### The task
Report only how many lines hold the word "können".

### Recorded data
******************************

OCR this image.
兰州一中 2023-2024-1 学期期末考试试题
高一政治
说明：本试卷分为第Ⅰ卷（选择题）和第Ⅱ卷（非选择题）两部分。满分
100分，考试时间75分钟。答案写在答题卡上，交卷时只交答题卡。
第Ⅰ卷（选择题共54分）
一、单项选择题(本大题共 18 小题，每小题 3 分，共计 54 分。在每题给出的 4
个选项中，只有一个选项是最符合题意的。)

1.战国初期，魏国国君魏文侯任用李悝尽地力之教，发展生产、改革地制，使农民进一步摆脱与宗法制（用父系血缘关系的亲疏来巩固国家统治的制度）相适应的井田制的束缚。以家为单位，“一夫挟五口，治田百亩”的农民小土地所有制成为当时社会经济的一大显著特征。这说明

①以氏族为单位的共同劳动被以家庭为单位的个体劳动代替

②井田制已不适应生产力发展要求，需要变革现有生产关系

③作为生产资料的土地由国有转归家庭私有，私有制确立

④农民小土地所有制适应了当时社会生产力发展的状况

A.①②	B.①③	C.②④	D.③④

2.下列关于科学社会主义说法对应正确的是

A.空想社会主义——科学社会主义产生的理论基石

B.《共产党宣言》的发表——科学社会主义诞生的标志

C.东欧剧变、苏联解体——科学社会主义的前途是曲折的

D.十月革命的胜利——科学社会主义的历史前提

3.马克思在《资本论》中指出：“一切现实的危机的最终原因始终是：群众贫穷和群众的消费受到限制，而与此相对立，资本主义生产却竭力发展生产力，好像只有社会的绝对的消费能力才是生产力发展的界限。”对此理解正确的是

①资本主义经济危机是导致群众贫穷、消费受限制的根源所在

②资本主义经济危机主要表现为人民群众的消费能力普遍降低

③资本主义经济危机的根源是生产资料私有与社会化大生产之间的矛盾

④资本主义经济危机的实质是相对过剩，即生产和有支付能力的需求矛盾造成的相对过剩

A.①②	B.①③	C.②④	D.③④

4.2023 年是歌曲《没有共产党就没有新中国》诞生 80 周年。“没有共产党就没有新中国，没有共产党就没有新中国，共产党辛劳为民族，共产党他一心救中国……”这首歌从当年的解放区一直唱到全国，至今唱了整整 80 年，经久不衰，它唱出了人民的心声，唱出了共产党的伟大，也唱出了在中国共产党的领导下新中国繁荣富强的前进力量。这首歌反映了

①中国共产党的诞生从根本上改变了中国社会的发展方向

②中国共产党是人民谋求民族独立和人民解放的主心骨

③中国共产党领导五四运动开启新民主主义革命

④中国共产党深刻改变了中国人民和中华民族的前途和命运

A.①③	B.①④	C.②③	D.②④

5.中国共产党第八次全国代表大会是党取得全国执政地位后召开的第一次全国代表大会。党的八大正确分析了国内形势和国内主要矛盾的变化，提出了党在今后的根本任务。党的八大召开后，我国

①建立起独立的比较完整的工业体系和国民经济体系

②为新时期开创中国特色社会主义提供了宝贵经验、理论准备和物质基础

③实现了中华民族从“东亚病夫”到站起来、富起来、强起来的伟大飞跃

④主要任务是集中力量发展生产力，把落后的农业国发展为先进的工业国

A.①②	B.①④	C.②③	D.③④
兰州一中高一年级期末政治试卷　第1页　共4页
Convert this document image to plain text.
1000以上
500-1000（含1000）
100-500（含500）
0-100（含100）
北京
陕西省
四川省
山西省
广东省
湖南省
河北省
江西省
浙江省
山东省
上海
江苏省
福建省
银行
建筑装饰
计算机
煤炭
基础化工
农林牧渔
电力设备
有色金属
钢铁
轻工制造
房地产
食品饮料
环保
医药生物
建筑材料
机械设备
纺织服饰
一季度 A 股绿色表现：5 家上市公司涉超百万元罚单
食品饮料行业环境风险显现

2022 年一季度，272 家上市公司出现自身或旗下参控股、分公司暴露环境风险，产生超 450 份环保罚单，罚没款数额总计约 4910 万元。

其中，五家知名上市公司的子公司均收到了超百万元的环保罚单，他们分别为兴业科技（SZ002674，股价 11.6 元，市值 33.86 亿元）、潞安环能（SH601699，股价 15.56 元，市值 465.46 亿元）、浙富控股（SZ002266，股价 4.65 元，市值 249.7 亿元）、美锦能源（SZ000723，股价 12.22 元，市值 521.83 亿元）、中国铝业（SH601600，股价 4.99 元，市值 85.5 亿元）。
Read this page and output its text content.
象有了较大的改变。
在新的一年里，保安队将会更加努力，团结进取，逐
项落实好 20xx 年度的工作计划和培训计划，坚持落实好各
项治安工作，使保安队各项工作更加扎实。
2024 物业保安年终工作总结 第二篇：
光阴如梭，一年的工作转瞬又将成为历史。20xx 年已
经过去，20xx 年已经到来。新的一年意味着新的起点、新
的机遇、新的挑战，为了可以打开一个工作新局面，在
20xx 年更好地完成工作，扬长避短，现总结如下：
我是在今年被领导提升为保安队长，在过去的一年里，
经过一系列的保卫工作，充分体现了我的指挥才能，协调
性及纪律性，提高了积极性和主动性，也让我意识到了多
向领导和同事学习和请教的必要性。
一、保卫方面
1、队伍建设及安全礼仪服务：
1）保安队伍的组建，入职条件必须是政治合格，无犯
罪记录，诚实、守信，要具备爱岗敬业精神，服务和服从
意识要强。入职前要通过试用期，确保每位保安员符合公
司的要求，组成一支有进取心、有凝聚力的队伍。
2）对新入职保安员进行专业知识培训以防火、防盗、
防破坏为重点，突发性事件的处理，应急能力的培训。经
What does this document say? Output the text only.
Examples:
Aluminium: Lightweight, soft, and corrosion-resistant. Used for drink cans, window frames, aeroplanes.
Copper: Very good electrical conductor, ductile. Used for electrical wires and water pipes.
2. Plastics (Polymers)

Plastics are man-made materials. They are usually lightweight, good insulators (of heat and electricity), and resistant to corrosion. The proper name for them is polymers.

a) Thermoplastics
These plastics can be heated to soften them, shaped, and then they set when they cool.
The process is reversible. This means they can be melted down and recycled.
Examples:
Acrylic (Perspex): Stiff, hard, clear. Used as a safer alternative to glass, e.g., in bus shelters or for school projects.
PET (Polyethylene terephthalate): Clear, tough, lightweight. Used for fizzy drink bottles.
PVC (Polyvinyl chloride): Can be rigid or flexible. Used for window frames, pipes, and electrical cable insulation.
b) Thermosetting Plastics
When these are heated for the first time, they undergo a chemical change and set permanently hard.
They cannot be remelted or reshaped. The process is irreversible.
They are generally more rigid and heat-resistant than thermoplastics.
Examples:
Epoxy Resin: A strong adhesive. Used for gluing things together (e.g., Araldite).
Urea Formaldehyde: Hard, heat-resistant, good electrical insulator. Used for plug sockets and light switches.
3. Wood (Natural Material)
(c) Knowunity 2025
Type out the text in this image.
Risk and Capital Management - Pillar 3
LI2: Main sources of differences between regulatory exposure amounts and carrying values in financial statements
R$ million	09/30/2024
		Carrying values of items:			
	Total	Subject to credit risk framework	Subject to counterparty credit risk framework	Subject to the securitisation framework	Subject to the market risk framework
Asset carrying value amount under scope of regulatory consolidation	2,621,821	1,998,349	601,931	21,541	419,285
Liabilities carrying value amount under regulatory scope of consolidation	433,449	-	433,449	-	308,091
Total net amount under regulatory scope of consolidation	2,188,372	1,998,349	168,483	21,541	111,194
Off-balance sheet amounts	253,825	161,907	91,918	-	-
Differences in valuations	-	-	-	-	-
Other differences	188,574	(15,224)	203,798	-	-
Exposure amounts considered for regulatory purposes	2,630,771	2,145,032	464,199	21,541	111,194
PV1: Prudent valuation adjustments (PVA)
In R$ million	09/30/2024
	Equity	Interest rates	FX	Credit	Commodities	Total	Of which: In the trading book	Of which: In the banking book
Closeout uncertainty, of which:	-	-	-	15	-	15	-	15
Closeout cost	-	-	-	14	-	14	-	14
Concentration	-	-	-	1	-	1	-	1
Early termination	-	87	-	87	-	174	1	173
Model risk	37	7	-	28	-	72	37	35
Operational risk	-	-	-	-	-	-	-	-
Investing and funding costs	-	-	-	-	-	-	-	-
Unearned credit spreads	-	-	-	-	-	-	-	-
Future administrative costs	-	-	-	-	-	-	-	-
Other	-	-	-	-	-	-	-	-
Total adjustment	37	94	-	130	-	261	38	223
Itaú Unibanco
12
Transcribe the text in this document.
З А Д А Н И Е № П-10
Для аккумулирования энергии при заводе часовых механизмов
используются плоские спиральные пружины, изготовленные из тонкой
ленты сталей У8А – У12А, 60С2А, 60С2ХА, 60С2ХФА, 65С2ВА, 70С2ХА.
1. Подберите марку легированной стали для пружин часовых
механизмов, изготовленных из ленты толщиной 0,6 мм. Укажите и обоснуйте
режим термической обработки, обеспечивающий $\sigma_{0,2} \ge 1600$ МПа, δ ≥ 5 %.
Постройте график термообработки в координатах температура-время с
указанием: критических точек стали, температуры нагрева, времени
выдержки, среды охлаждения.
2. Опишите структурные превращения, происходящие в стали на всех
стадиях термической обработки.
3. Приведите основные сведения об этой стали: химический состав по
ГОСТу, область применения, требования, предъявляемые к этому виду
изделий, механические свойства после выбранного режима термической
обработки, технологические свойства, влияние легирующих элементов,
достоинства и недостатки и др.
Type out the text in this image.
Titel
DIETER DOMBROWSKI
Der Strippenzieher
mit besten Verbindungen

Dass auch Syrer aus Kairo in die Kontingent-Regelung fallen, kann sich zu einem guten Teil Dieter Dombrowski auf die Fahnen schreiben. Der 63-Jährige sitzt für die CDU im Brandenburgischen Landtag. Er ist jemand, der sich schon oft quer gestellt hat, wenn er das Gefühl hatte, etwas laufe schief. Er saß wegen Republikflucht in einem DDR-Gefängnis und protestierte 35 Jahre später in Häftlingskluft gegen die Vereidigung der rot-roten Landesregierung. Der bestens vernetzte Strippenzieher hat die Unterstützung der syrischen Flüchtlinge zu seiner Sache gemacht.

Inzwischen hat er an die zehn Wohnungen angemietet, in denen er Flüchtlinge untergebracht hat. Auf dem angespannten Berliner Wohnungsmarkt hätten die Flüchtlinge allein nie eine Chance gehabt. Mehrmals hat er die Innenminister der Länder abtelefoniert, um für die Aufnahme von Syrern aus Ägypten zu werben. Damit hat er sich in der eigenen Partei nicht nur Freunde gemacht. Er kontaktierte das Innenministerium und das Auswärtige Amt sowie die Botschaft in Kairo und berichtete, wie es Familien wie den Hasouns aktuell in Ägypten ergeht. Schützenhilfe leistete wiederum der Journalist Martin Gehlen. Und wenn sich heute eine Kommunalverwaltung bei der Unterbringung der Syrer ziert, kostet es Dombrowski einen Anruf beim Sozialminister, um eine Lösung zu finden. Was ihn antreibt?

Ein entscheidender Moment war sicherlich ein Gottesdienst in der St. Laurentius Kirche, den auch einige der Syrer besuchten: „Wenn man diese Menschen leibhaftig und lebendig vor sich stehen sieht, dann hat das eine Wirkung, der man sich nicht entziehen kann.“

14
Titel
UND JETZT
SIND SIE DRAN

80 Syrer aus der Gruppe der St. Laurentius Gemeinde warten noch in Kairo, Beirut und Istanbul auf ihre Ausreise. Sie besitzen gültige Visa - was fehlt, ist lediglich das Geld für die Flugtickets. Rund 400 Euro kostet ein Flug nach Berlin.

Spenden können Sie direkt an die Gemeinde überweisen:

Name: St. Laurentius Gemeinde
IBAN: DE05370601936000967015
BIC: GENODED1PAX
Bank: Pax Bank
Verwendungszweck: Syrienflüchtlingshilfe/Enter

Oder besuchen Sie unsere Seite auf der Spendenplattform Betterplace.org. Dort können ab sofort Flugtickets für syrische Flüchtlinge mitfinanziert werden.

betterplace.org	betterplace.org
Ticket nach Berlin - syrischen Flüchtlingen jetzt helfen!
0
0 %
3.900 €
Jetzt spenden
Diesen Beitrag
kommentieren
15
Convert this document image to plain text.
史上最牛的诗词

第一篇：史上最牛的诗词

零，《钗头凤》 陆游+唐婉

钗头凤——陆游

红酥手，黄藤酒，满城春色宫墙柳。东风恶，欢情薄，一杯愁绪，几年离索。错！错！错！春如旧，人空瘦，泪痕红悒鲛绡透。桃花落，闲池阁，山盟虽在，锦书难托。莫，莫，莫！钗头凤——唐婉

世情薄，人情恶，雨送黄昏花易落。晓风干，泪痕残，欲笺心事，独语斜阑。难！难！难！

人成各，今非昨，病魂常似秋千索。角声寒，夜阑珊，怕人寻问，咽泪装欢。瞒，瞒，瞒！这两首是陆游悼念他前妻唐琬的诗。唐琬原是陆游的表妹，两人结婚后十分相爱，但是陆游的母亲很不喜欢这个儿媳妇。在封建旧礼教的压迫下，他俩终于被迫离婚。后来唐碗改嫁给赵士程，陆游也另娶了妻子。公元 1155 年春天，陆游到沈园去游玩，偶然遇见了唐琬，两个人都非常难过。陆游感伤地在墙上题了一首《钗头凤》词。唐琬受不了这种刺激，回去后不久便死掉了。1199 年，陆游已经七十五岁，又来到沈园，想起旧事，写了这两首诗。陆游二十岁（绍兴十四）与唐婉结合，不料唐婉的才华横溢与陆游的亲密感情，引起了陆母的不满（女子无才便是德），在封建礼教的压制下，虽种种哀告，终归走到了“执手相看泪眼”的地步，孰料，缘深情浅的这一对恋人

******************************

### The answer
2